__Short exercise__.
Scan the records below. List lines holding "this".

--------------------

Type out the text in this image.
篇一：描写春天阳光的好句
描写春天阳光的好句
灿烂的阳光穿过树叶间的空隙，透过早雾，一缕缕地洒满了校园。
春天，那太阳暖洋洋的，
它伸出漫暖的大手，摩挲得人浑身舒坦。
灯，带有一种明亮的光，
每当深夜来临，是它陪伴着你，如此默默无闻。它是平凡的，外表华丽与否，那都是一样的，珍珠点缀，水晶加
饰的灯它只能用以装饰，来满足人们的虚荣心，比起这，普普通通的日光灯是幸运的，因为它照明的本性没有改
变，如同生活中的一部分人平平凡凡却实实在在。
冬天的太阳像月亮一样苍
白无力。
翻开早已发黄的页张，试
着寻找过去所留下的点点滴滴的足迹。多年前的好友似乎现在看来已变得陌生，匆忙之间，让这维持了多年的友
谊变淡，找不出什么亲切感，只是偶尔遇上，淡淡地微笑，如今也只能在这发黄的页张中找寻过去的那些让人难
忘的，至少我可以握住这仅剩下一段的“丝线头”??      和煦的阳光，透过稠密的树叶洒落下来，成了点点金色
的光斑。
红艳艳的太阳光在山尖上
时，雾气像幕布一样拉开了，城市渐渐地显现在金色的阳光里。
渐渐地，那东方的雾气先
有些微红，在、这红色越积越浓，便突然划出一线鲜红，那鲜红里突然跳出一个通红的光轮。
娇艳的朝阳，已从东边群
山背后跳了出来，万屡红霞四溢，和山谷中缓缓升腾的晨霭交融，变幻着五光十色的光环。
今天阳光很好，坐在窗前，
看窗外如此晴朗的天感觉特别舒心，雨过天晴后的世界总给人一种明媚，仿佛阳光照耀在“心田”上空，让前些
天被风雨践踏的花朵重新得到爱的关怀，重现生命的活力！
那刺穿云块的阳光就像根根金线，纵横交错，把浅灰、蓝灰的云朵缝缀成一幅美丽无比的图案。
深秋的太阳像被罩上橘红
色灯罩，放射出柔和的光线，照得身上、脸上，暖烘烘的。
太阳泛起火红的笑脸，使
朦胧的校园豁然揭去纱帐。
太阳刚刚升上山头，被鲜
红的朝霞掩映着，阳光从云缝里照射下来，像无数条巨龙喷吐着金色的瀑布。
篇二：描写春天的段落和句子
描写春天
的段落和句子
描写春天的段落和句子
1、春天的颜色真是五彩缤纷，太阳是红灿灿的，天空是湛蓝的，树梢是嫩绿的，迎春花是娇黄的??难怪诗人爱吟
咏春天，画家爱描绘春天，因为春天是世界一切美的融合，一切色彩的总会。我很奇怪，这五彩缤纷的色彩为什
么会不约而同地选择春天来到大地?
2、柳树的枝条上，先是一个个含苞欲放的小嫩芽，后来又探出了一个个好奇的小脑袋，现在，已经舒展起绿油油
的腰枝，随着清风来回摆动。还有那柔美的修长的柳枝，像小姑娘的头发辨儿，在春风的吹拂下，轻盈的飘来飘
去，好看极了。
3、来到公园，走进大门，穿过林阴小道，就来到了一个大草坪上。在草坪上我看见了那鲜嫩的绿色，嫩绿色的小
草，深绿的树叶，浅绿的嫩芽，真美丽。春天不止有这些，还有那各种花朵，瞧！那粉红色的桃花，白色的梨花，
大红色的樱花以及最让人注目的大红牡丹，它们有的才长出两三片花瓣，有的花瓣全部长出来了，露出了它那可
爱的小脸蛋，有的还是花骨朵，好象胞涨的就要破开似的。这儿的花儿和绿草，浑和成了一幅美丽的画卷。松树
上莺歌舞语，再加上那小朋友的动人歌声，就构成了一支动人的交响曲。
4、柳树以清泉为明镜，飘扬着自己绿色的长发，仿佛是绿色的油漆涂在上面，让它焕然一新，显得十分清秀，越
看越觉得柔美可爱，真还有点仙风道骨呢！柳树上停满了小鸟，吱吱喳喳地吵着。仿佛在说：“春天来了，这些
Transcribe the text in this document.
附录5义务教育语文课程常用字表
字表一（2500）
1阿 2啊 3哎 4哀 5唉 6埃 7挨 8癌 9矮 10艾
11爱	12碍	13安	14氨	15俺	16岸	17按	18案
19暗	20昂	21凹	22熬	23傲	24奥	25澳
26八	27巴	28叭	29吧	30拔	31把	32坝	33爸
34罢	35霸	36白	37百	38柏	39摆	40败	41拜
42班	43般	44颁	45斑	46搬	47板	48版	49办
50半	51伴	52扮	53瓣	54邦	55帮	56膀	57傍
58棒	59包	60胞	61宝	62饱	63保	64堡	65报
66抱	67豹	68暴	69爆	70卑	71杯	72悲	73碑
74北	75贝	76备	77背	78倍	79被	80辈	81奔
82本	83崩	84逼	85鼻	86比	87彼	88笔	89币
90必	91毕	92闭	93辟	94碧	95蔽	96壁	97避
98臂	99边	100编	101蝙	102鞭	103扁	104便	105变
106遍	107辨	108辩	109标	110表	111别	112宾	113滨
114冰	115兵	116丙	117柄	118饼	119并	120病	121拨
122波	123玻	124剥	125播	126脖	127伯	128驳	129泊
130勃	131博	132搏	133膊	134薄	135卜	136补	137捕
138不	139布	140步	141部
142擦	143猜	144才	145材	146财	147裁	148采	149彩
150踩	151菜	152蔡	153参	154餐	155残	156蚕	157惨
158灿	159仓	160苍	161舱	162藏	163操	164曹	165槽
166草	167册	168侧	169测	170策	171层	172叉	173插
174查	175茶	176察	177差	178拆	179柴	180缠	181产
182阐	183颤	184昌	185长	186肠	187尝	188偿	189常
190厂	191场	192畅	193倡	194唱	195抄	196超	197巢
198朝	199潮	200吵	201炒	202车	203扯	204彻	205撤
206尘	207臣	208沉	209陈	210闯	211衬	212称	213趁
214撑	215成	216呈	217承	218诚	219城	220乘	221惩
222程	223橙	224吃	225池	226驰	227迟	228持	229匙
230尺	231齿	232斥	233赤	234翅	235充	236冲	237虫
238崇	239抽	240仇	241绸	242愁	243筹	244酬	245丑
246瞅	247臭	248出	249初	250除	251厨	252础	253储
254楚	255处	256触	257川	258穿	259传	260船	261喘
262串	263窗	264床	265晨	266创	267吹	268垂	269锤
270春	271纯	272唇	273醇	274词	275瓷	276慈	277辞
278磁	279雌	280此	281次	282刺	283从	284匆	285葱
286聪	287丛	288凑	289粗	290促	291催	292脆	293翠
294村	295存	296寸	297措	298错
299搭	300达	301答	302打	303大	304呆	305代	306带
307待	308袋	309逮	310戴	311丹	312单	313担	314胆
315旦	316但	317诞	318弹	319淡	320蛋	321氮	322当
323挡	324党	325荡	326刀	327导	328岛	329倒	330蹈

--------------------

__Solution__.
Type out the text in this image.
Transcribe the text in this document.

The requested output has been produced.